[Source]
══════════════════════════════

What is Purchase Order Financing? Guide to PO Funding | Bridge
Purchase Order (PO) Financing: A Complete Guide to How It Works and What It Costs
Purchase order (PO) financing is a short-term funding solution that pays your supplier or production costs when you receive a large customer order but lack the cash to fill it. The lender advances funds tied to a confirmed purchase order, your supplier produces and ships the goods, and the lender is repaid when your customer pays the invoice.
The product solves one specific problem: the cash-timing gap between winning an order and collecting payment. A $200,000 purchase order from a retailer means nothing if you cannot afford the $120,000 in production costs to fulfill it. PO financing covers that gap so the order gets filled and the business keeps its operating cash intact. If you already have a confirmed PO from Walmart or Sam's Club, you can request financing through Bridge to see what terms look like.
According to Allied Market Research, the global purchase order financing market was valued at $5.5 billion in 2023 and is projected to reach $12.9 billion by 2033, growing at a CAGR of 8.7%. That growth reflects a straightforward reality: more businesses are landing large orders that outpace their cash reserves.
How Purchase Order Financing Works, Step by Step
Three parties are involved in every PO financing transaction: you (the supplier), your manufacturer or raw-material vendor, and the PO financing company. Here is the typical sequence:
- You receive a confirmed purchase order from a buyer, such as a retailer, distributor, or wholesaler.
- You request financing by submitting the PO, your supplier's cost estimate, and basic business details to a PO lender.
- The lender evaluates the deal. Underwriting focuses on the buyer's creditworthiness, your supplier's reliability, and your gross margin on the order.
- The lender pays your supplier directly. Funds go straight to your manufacturer. This direct-pay structure reduces fraud risk and keeps capital tied to the order.
- Your supplier produces and ships the goods to your buyer according to the purchase order's specifications.

══════════════════════════════

[Supplied data]

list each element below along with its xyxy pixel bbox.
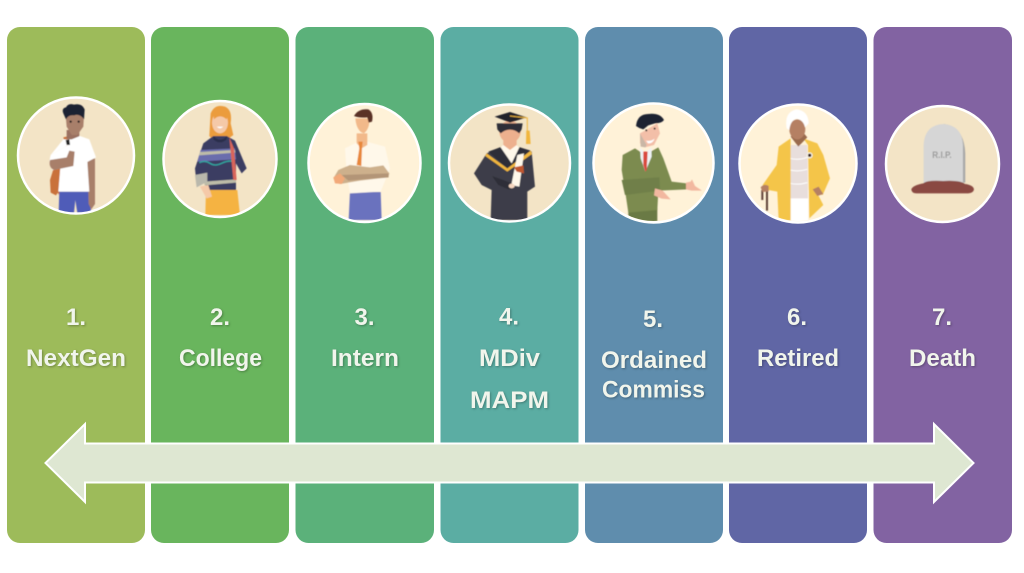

══════════════════════════════

[Written task 1] From the purchase order financing guide, set down the passage that begins at "- The lender evaluates" and stops after "to the order.", word for word.
[Written task 2] Resume the purchase order financing guide from its final sentence and carry on with the next steps.

[Written answer 1]
- The lender evaluates the deal. Underwriting focuses on the buyer's creditworthiness, your supplier's reliability, and your gross margin on the order.
- The lender pays your supplier directly. Funds go straight to your manufacturer. This direct-pay structure reduces fraud risk and keeps capital tied to the order.

[Written answer 2]
- Your buyer receives the goods and pays the invoice. Payment flows to the lender, not to you.
- The lender deducts fees and sends you the remaining balance. You keep the profit margin minus financing costs.
Each purchase order is funded, fulfilled, and repaid individually. Three separate orders means three separate underwriting and funding cycles.
Most PO lenders set a minimum transaction size, often starting at $50,000. Smaller orders rarely qualify because the fixed costs of underwriting and direct supplier payments make low-value transactions impractical.
For Walmart and Sam's Club suppliers specifically, the cash cycle from PO receipt to retailer payment can stretch 90 to 150 days. Bridge covers the full production timeline for those transactions. See the detailed breakdown for large retail orders.
What PO Financing Costs: Fees, Advances, and Reserves
PO financing is priced differently from a traditional loan. There are no monthly installments. Instead, costs are structured around the specific order:
- Advance rate: The percentage of supplier costs the lender will cover. Typical advances range from 70% to 100% of the supplier invoice, depending on the lender, deal size, and buyer strength.
- Fees: Usually structured as a percentage of the funded amount, charged monthly for the duration of the funding period. According to Bridge's cost analysis, typical fees range from 1.8% to 6% per month.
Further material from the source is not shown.